→ Required task:
Each line below that contains "will" counts once; report the total and nothing more.
━━━━━ Material supplied ━━━━━
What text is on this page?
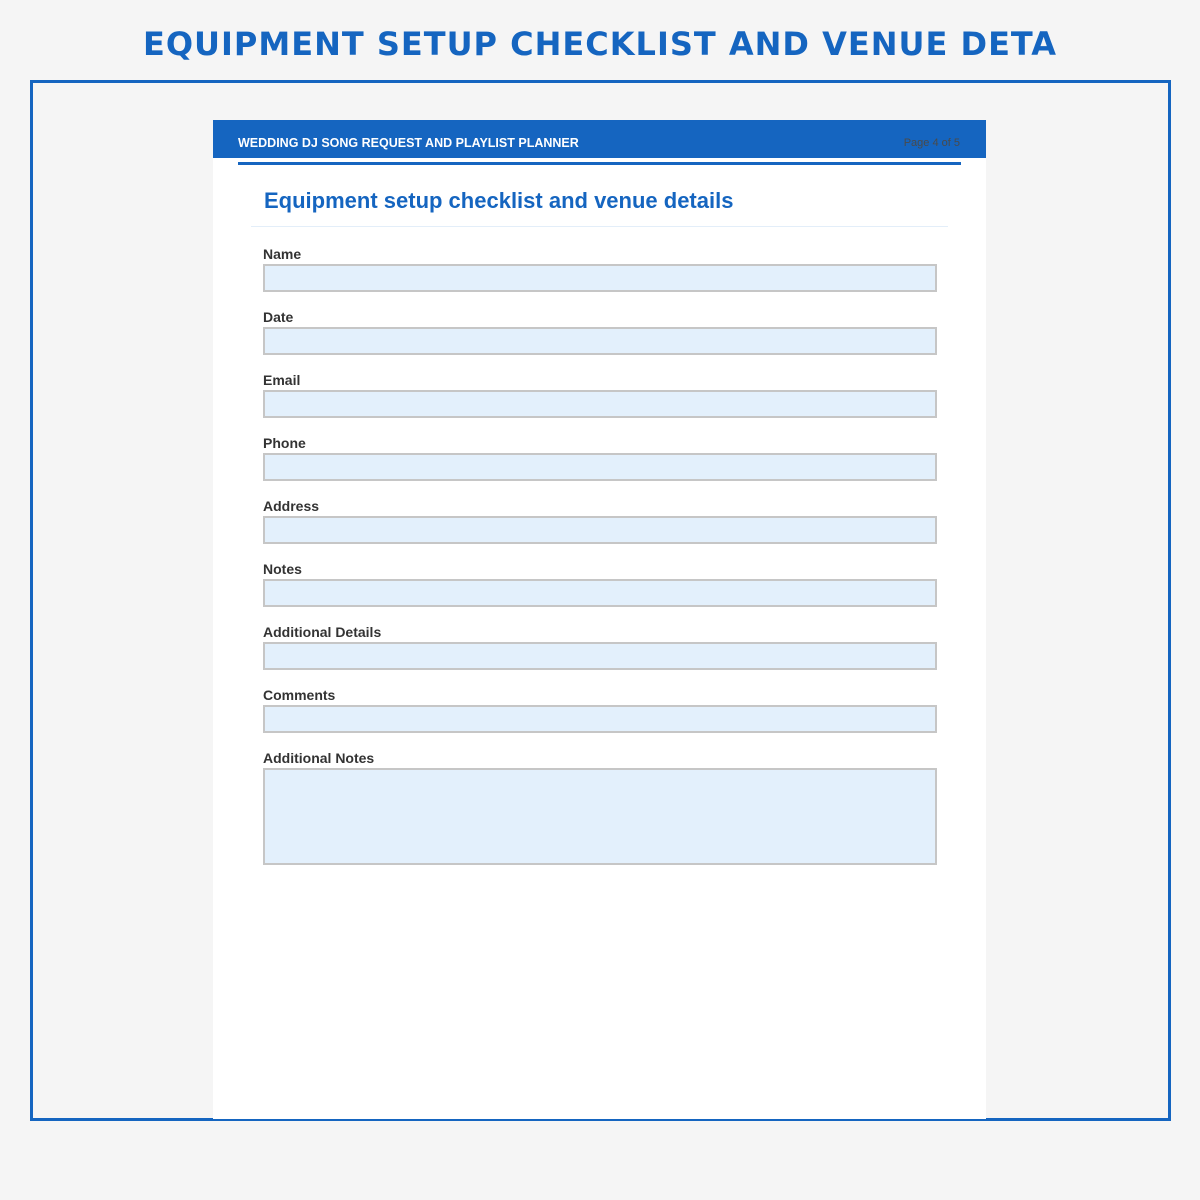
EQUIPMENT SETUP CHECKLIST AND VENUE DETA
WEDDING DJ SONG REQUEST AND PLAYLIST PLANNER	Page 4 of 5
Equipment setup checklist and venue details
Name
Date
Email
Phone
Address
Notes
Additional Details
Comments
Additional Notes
━━━━━
━━━━━ Material supplied ━━━━━
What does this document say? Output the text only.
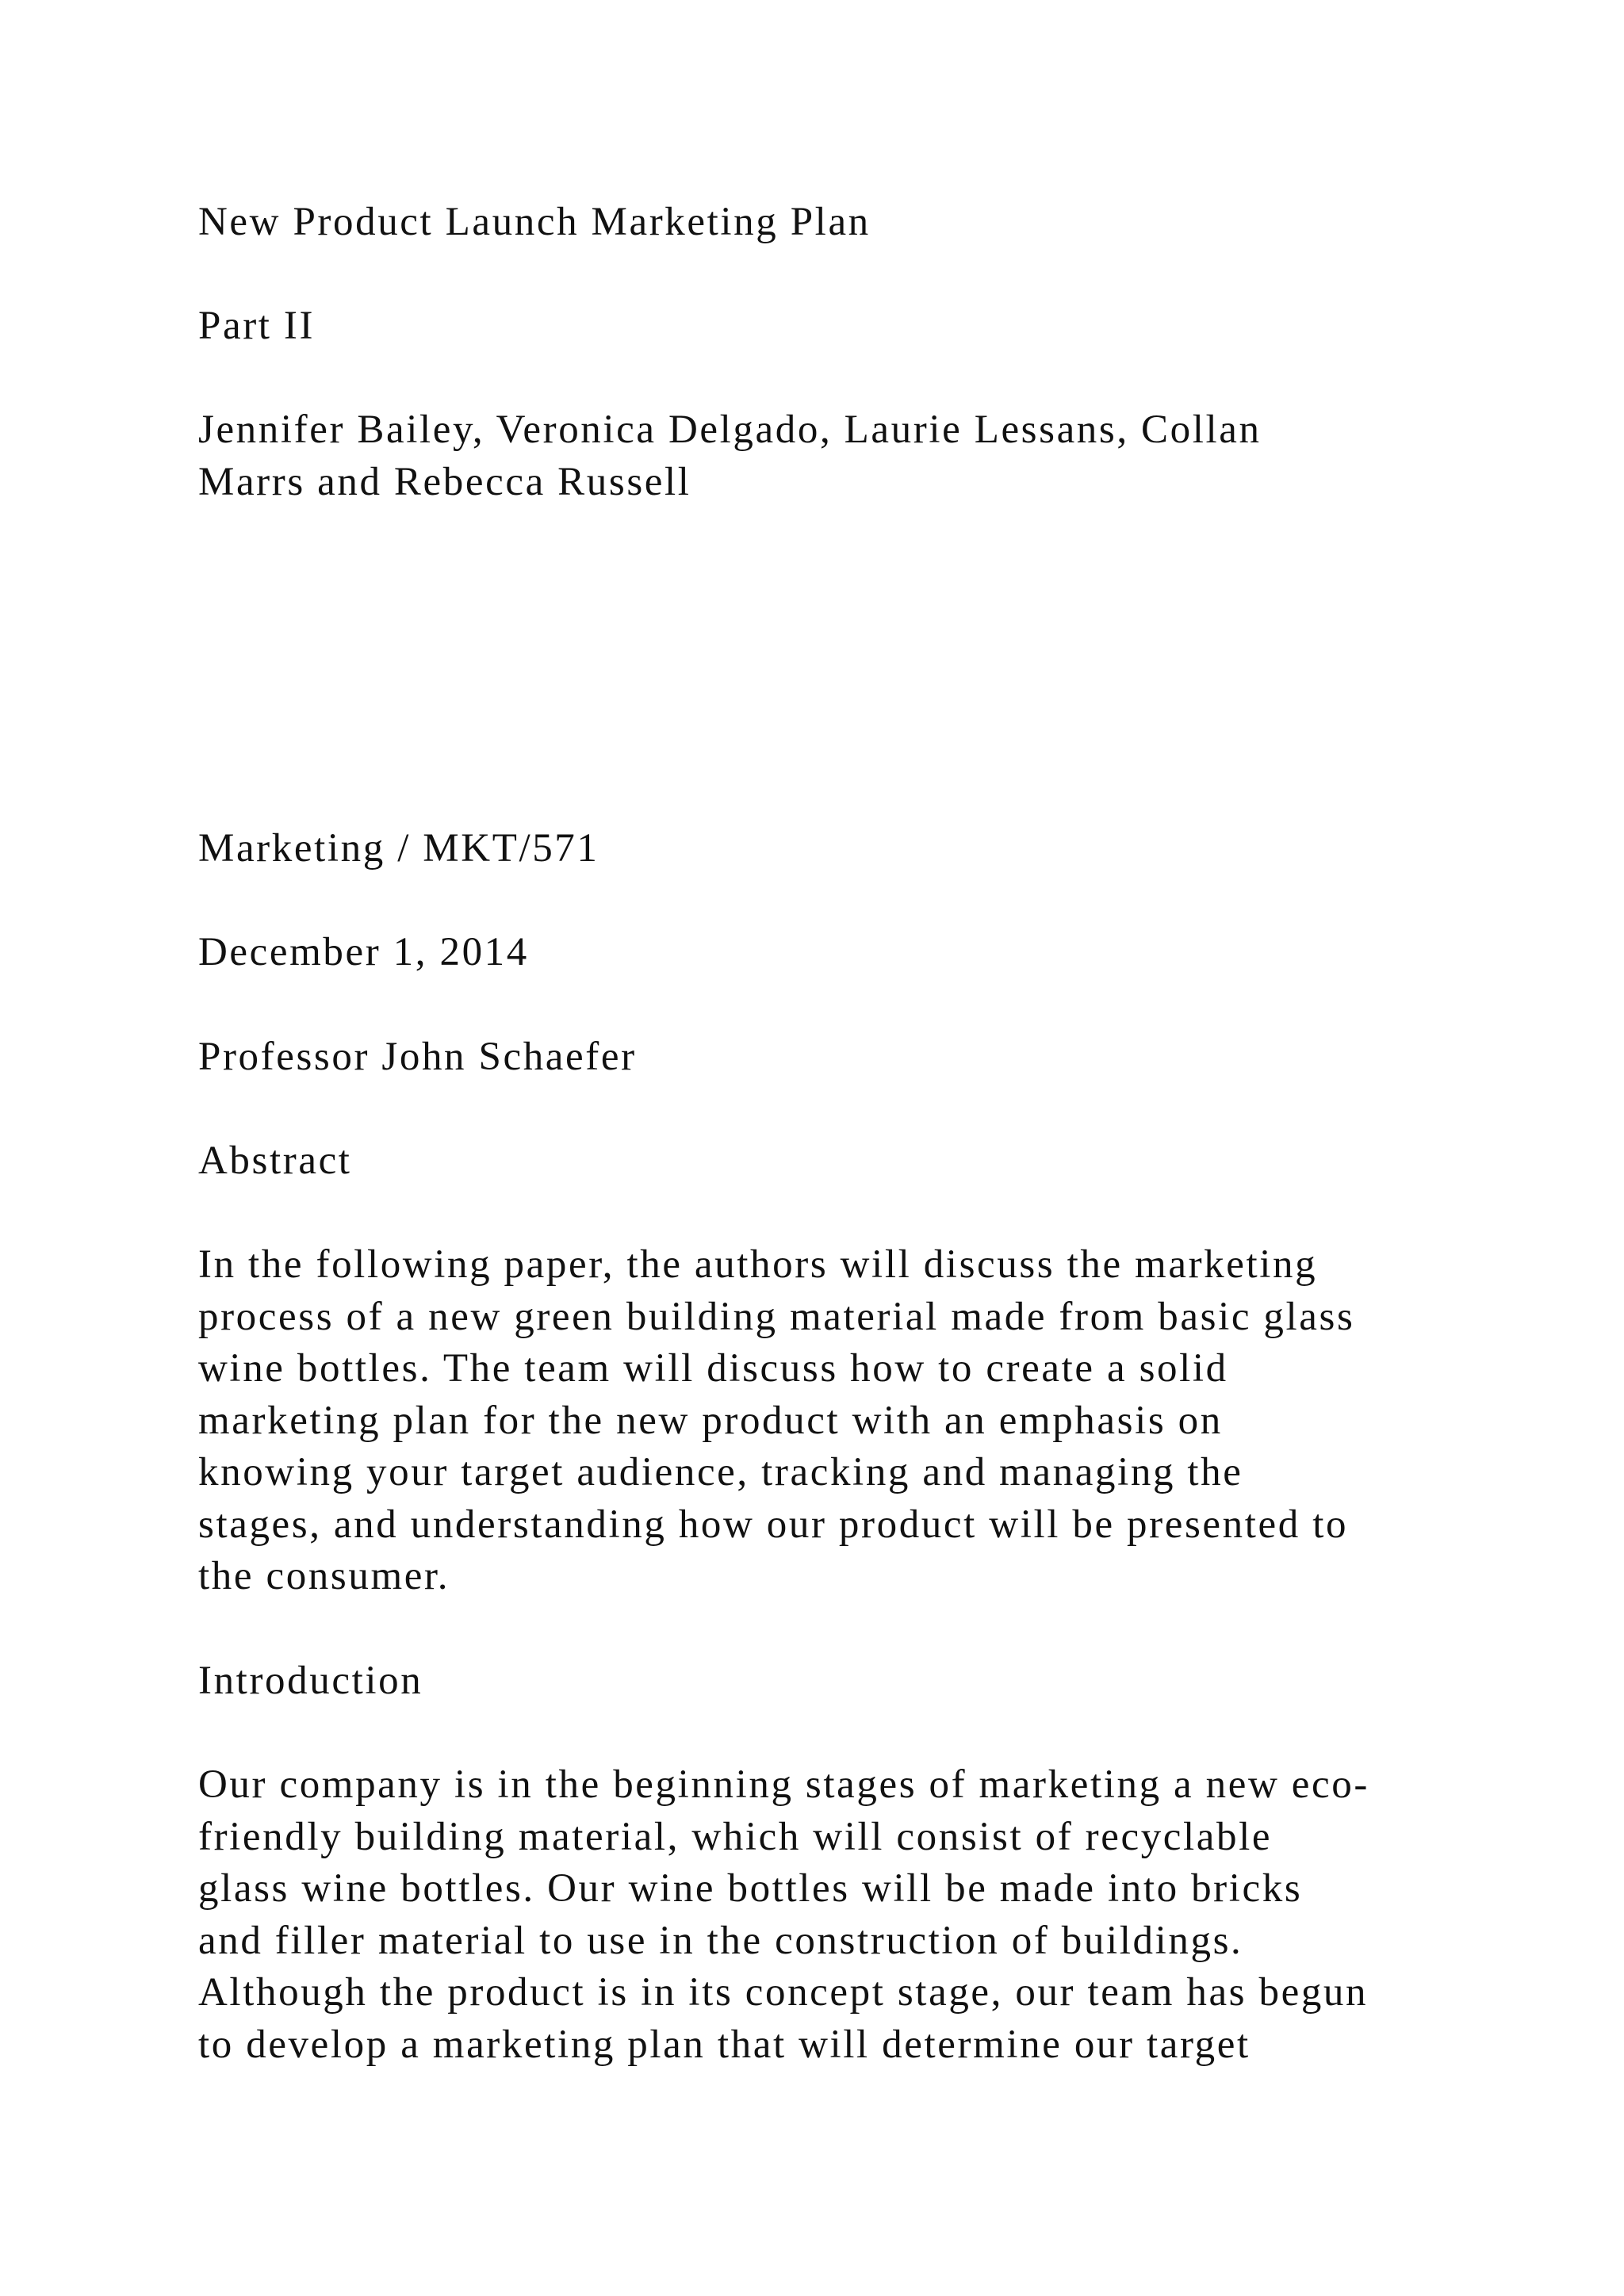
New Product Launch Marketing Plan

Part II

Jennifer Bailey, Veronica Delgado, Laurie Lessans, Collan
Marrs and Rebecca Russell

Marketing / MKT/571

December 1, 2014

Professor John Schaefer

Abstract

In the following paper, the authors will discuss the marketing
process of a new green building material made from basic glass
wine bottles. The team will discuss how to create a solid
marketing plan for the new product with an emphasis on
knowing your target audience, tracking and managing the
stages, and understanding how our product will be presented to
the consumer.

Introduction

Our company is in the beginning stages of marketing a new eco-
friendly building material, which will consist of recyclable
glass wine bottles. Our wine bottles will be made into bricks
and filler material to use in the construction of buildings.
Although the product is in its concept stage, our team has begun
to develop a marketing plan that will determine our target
━━━━━
━━━━━ Material supplied ━━━━━
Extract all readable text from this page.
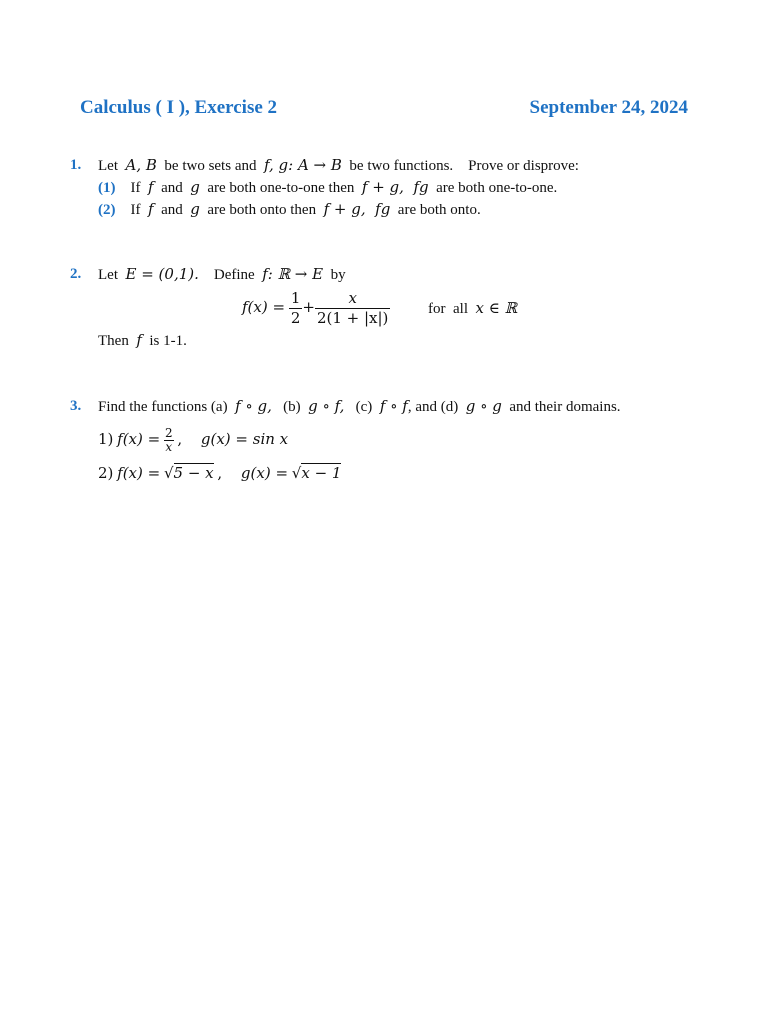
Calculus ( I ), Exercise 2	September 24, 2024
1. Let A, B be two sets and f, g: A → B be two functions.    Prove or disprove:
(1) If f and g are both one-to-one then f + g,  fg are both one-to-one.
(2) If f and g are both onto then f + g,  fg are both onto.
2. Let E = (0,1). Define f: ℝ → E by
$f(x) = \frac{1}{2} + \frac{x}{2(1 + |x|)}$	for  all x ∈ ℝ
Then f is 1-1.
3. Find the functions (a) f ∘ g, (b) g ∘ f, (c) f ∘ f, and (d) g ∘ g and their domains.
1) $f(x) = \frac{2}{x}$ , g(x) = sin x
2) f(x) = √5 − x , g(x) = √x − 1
━━━━━
→ Answer to the problem:
6